= PROBLEM STATEMENT =
Select every line holding the word "empleado" and copy it.

--- Begin RECORDS FOR THIS EXERCISE ---

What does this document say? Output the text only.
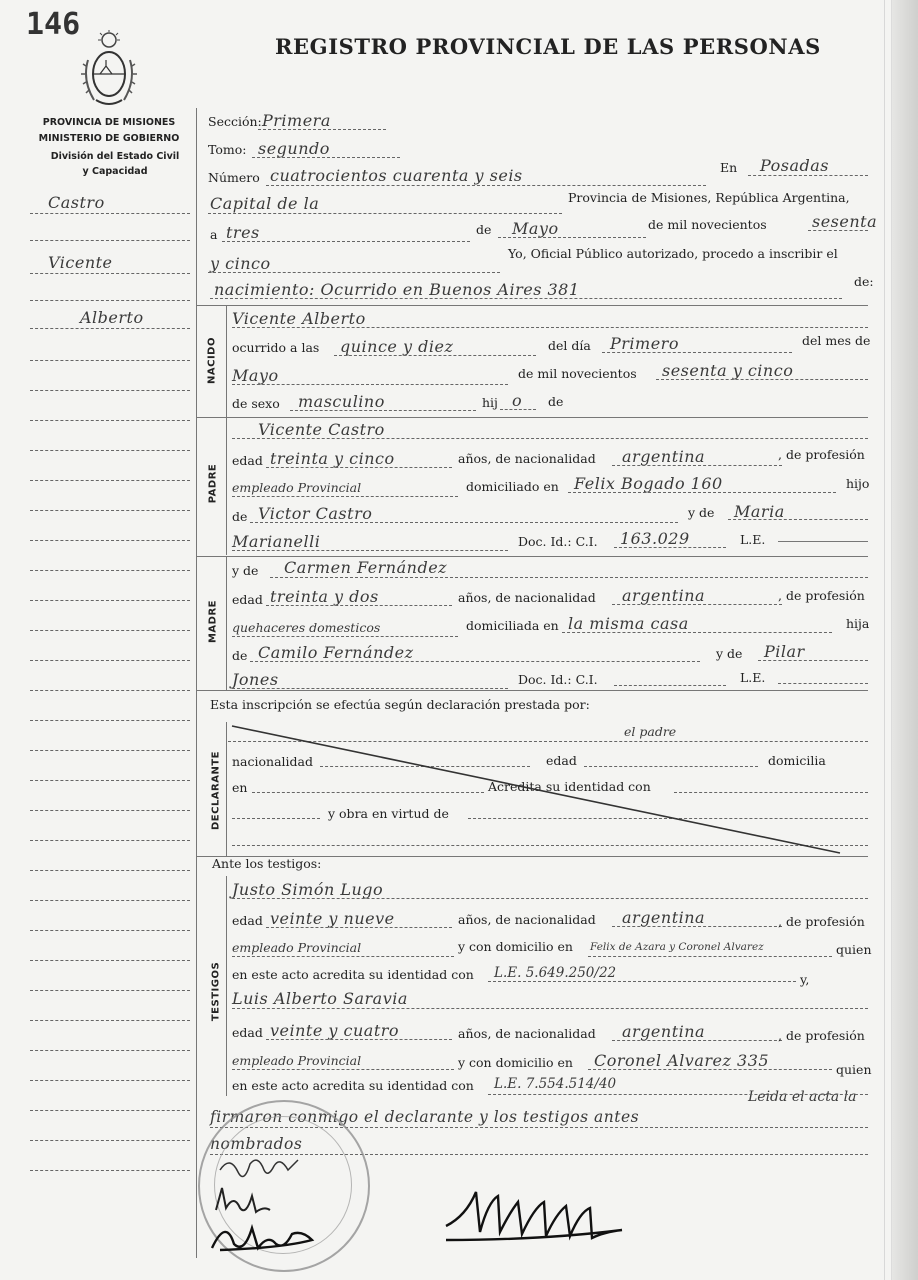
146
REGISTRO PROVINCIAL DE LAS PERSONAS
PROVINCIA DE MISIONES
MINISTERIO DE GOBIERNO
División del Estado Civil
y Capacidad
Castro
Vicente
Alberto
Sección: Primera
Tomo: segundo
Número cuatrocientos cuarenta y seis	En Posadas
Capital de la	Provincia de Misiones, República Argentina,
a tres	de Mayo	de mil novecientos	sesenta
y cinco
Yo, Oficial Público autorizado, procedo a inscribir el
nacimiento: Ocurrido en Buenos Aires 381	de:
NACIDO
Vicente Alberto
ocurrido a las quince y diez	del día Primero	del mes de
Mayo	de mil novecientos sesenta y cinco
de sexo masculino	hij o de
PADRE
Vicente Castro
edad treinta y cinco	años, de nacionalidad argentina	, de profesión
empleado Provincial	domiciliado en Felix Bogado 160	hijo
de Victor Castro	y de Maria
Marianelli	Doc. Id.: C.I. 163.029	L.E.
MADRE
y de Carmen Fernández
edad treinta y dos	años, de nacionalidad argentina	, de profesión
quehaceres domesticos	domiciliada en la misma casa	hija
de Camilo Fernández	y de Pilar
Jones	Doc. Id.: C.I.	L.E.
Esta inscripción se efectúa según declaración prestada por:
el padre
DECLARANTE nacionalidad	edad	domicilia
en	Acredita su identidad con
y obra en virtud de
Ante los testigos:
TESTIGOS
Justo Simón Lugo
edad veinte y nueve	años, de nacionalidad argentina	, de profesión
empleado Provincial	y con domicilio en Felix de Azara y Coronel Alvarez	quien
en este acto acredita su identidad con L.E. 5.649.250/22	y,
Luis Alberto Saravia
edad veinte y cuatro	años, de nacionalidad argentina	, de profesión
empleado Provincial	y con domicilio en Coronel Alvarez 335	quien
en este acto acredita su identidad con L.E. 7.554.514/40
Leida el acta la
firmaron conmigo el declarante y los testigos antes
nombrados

--- End RECORDS FOR THIS EXERCISE ---

= EXERCISE RESULT =
empleado Provincial	domiciliado en Felix Bogado 160	hijo
empleado Provincial	y con domicilio en Felix de Azara y Coronel Alvarez	quien
empleado Provincial	y con domicilio en Coronel Alvarez 335	quien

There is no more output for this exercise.